EXERCISE INSTRUCTIONS –
Go through the listing and copy each line with the string "this".

[Items from a dataset]
-- -- --
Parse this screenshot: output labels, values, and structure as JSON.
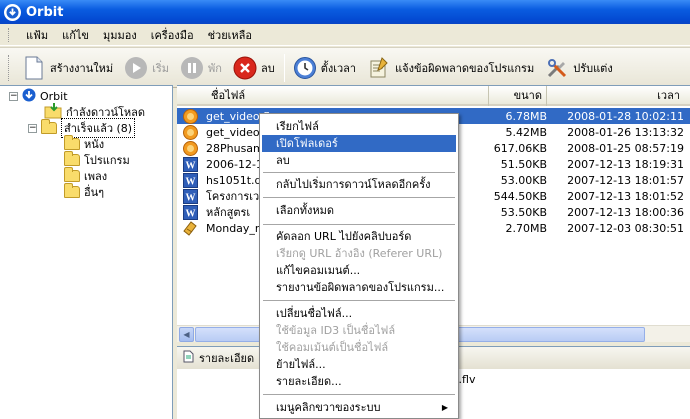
{
  "window": {
    "title": "Orbit"
  },
  "menu": [
    "แฟ้ม",
    "แก้ไข",
    "มุมมอง",
    "เครื่องมือ",
    "ช่วยเหลือ"
  ],
  "toolbar": {
    "new_task": "สร้างงานใหม่",
    "start": "เริ่ม",
    "pause": "พัก",
    "delete": "ลบ",
    "schedule": "ตั้งเวลา",
    "report_bug": "แจ้งข้อผิดพลาดของโปรแกรม",
    "settings": "ปรับแต่ง"
  },
  "tree": {
    "root": "Orbit",
    "downloading": "กำลังดาวน์โหลด",
    "completed": "สำเร็จแล้ว",
    "completed_count": "(8)",
    "categories": [
      "หนัง",
      "โปรแกรม",
      "เพลง",
      "อื่นๆ"
    ]
  },
  "list": {
    "columns": {
      "name": "ชื่อไฟล์",
      "size": "ขนาด",
      "time": "เวลา"
    },
    "rows": [
      {
        "name": "get_video.flv",
        "size": "6.78MB",
        "time": "2008-01-28 10:02:11",
        "icon": "video-file-icon"
      },
      {
        "name": "get_video",
        "size": "5.42MB",
        "time": "2008-01-26 13:13:32",
        "icon": "video-file-icon"
      },
      {
        "name": "28Phusam",
        "size": "617.06KB",
        "time": "2008-01-25 08:57:19",
        "icon": "video-file-icon"
      },
      {
        "name": "2006-12-1",
        "size": "51.50KB",
        "time": "2007-12-13 18:19:31",
        "icon": "word-document-icon"
      },
      {
        "name": "hs1051t.d",
        "size": "53.00KB",
        "time": "2007-12-13 18:01:57",
        "icon": "word-document-icon"
      },
      {
        "name": "โครงการเว",
        "size": "544.50KB",
        "time": "2007-12-13 18:01:52",
        "icon": "word-document-icon"
      },
      {
        "name": "หลักสูตรเ",
        "size": "53.50KB",
        "time": "2007-12-13 18:00:36",
        "icon": "word-document-icon"
      },
      {
        "name": "Monday_m",
        "size": "2.70MB",
        "time": "2007-12-03 08:30:51",
        "icon": "archive-file-icon"
      }
    ]
  },
  "details": {
    "tab_label": "รายละเอียด",
    "file_suffix": "o.flv"
  },
  "context_menu": {
    "items": [
      {
        "label": "เรียกไฟล์",
        "state": "normal"
      },
      {
        "label": "เปิดโฟลเดอร์",
        "state": "highlight"
      },
      {
        "label": "ลบ",
        "state": "normal"
      },
      {
        "label": "กลับไปเริ่มการดาวน์โหลดอีกครั้ง",
        "state": "normal"
      },
      {
        "label": "เลือกทั้งหมด",
        "state": "normal"
      },
      {
        "label": "คัดลอก URL ไปยังคลิปบอร์ด",
        "state": "normal"
      },
      {
        "label": "เรียกดู URL อ้างอิง (Referer URL)",
        "state": "disabled"
      },
      {
        "label": "แก้ไขคอมเมนต์...",
        "state": "normal"
      },
      {
        "label": "รายงานข้อผิดพลาดของโปรแกรม...",
        "state": "normal"
      },
      {
        "label": "เปลี่ยนชื่อไฟล์...",
        "state": "normal"
      },
      {
        "label": "ใช้ข้อมูล ID3 เป็นชื่อไฟล์",
        "state": "disabled"
      },
      {
        "label": "ใช้คอมเม้นต์เป็นชื่อไฟล์",
        "state": "disabled"
      },
      {
        "label": "ย้ายไฟล์...",
        "state": "normal"
      },
      {
        "label": "รายละเอียด...",
        "state": "normal"
      },
      {
        "label": "เมนูคลิกขวาของระบบ",
        "state": "normal"
      }
    ]
  },
  "colors": {
    "selection": "#316ac5",
    "titlebar": "#0a5ce0",
    "window_bg": "#ece9d8"
  }
}
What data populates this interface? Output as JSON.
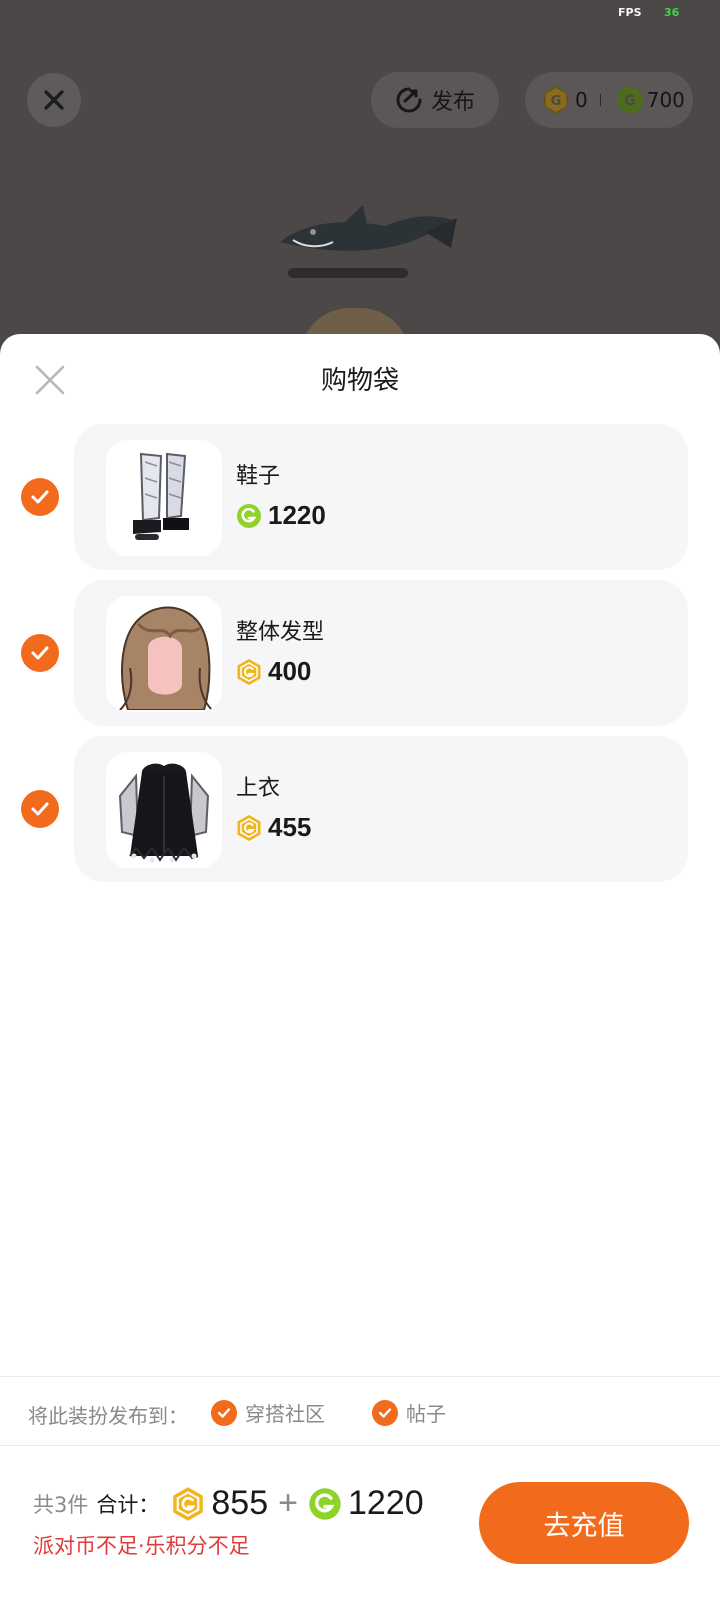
{
  "status": {
    "fps_label": "FPS",
    "fps_value": "36"
  },
  "scene": {
    "publish_label": "发布",
    "wallet": {
      "party_coins": "0",
      "le_points": "700"
    }
  },
  "sheet": {
    "title": "购物袋",
    "items": [
      {
        "name": "鞋子",
        "currency": "le-points",
        "price": "1220",
        "checked": true
      },
      {
        "name": "整体发型",
        "currency": "party-coins",
        "price": "400",
        "checked": true
      },
      {
        "name": "上衣",
        "currency": "party-coins",
        "price": "455",
        "checked": true
      }
    ]
  },
  "publish_to": {
    "label": "将此装扮发布到：",
    "options": [
      {
        "label": "穿搭社区",
        "checked": true
      },
      {
        "label": "帖子",
        "checked": true
      }
    ]
  },
  "footer": {
    "count_text": "共3件",
    "total_label": "合计：",
    "party_coin_total": "855",
    "plus": "+",
    "le_point_total": "1220",
    "warning": "派对币不足·乐积分不足",
    "recharge_label": "去充值"
  },
  "colors": {
    "accent_orange": "#f26b1d",
    "party_coin_gold": "#f0b51f",
    "le_point_green": "#8fd22a",
    "warning_red": "#e23b3b"
  }
}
-- -- --
FINISHED TASK –
Parse this screenshot: output labels, values, and structure as JSON.
What data populates this interface? Output as JSON.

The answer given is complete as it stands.